→ **Given instruction**
Pictures stay out; everything else in the records below is copied exactly.

→ **Entries provided**
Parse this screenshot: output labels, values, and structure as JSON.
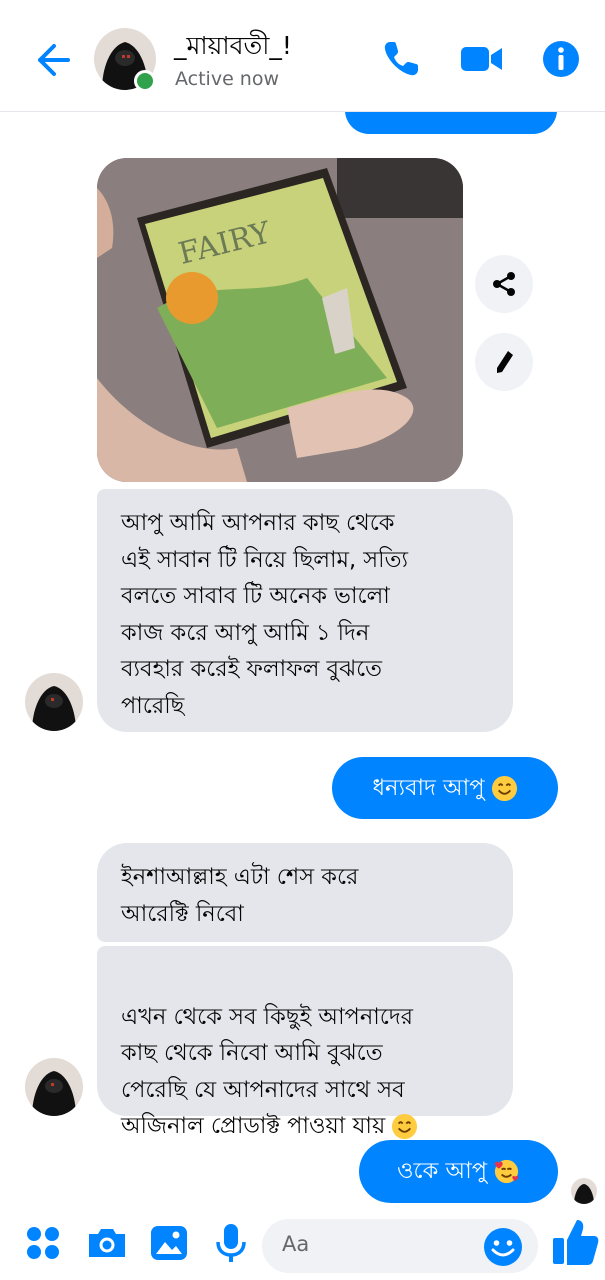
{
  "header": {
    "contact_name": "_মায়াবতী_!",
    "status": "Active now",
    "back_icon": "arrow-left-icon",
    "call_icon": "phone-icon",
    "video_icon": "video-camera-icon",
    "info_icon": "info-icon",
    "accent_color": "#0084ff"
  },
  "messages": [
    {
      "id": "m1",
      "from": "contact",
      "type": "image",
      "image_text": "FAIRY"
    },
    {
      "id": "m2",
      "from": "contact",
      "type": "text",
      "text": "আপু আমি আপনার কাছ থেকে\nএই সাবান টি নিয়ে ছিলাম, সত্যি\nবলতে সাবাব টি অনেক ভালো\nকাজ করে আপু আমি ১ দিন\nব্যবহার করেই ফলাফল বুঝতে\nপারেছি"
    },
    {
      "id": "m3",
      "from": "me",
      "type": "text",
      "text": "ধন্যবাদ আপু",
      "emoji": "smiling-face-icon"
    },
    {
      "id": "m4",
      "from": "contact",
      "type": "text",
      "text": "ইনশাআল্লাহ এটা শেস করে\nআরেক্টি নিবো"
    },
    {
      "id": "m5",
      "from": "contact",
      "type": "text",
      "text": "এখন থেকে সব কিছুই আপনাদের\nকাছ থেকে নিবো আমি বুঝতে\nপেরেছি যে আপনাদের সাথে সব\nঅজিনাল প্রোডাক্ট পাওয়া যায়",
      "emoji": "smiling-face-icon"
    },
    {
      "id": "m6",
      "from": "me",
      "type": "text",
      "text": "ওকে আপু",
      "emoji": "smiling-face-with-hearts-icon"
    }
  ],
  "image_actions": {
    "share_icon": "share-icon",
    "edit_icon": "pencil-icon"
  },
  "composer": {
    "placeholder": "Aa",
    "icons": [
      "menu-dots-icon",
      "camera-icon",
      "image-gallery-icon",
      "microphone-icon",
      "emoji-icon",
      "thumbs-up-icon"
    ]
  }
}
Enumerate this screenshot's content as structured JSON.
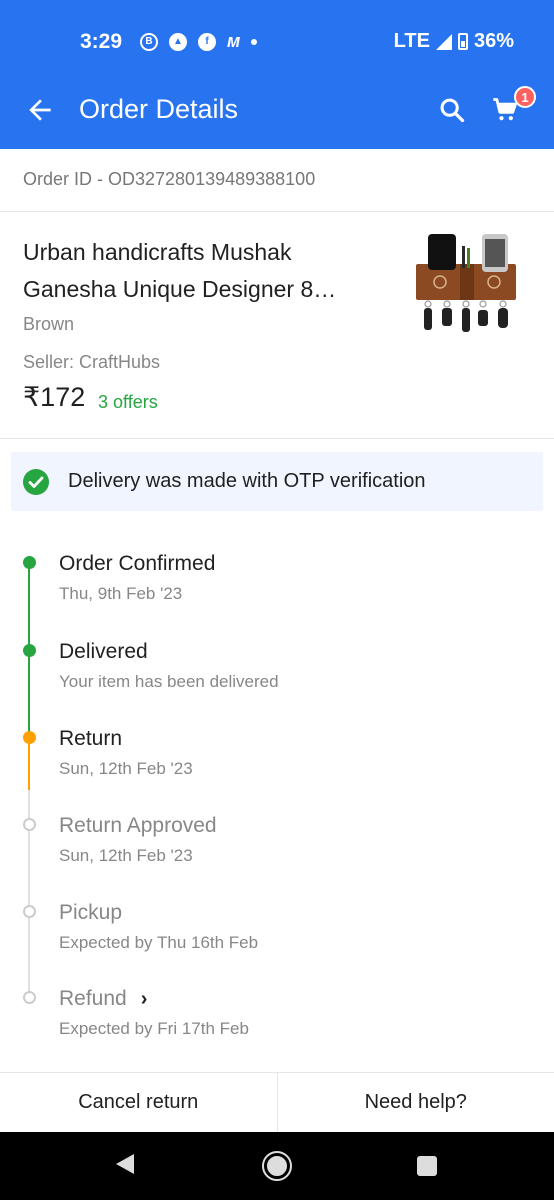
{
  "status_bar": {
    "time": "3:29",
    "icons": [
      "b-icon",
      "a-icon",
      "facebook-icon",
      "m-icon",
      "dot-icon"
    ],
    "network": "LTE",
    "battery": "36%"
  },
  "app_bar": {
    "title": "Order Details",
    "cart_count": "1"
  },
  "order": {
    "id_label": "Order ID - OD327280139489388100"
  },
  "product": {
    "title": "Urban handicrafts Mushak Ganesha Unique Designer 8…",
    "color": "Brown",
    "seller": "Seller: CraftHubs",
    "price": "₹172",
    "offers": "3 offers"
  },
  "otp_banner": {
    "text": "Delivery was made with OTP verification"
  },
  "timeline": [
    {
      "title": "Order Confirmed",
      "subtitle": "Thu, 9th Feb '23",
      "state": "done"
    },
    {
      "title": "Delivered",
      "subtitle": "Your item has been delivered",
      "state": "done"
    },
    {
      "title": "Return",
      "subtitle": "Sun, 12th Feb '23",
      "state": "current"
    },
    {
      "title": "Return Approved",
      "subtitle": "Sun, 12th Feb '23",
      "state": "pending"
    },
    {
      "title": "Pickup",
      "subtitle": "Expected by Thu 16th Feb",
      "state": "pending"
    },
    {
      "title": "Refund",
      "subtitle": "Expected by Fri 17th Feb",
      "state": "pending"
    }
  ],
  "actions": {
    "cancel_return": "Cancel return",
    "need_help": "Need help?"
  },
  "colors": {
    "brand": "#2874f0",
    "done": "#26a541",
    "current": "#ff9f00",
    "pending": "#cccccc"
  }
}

→ **Answer to the problem**
Parse this screenshot: output labels, values, and structure as JSON.
{
  "header": {
    "contact_name": "_মায়াবতী_!",
    "status": "Active now",
    "back_icon": "arrow-left-icon",
    "call_icon": "phone-icon",
    "video_icon": "video-camera-icon",
    "info_icon": "info-icon",
    "accent_color": "#0084ff"
  },
  "messages": [
    {
      "id": "m1",
      "from": "contact",
      "type": "image",
      "image_text": "FAIRY"
    },
    {
      "id": "m2",
      "from": "contact",
      "type": "text",
      "text": "আপু আমি আপনার কাছ থেকে\nএই সাবান টি নিয়ে ছিলাম, সত্যি\nবলতে সাবাব টি অনেক ভালো\nকাজ করে আপু আমি ১ দিন\nব্যবহার করেই ফলাফল বুঝতে\nপারেছি"
    },
    {
      "id": "m3",
      "from": "me",
      "type": "text",
      "text": "ধন্যবাদ আপু",
      "emoji": "smiling-face-icon"
    },
    {
      "id": "m4",
      "from": "contact",
      "type": "text",
      "text": "ইনশাআল্লাহ এটা শেস করে\nআরেক্টি নিবো"
    },
    {
      "id": "m5",
      "from": "contact",
      "type": "text",
      "text": "এখন থেকে সব কিছুই আপনাদের\nকাছ থেকে নিবো আমি বুঝতে\nপেরেছি যে আপনাদের সাথে সব\nঅজিনাল প্রোডাক্ট পাওয়া যায়",
      "emoji": "smiling-face-icon"
    },
    {
      "id": "m6",
      "from": "me",
      "type": "text",
      "text": "ওকে আপু",
      "emoji": "smiling-face-with-hearts-icon"
    }
  ],
  "image_actions": {
    "share_icon": "share-icon",
    "edit_icon": "pencil-icon"
  },
  "composer": {
    "placeholder": "Aa",
    "icons": [
      "menu-dots-icon",
      "camera-icon",
      "image-gallery-icon",
      "microphone-icon",
      "emoji-icon",
      "thumbs-up-icon"
    ]
  }
}
Enumerate this screenshot's content as structured JSON.
{
  "status_bar": {
    "time": "3:29",
    "icons": [
      "b-icon",
      "a-icon",
      "facebook-icon",
      "m-icon",
      "dot-icon"
    ],
    "network": "LTE",
    "battery": "36%"
  },
  "app_bar": {
    "title": "Order Details",
    "cart_count": "1"
  },
  "order": {
    "id_label": "Order ID - OD327280139489388100"
  },
  "product": {
    "title": "Urban handicrafts Mushak Ganesha Unique Designer 8…",
    "color": "Brown",
    "seller": "Seller: CraftHubs",
    "price": "₹172",
    "offers": "3 offers"
  },
  "otp_banner": {
    "text": "Delivery was made with OTP verification"
  },
  "timeline": [
    {
      "title": "Order Confirmed",
      "subtitle": "Thu, 9th Feb '23",
      "state": "done"
    },
    {
      "title": "Delivered",
      "subtitle": "Your item has been delivered",
      "state": "done"
    },
    {
      "title": "Return",
      "subtitle": "Sun, 12th Feb '23",
      "state": "current"
    },
    {
      "title": "Return Approved",
      "subtitle": "Sun, 12th Feb '23",
      "state": "pending"
    },
    {
      "title": "Pickup",
      "subtitle": "Expected by Thu 16th Feb",
      "state": "pending"
    },
    {
      "title": "Refund",
      "subtitle": "Expected by Fri 17th Feb",
      "state": "pending"
    }
  ],
  "actions": {
    "cancel_return": "Cancel return",
    "need_help": "Need help?"
  },
  "colors": {
    "brand": "#2874f0",
    "done": "#26a541",
    "current": "#ff9f00",
    "pending": "#cccccc"
  }
}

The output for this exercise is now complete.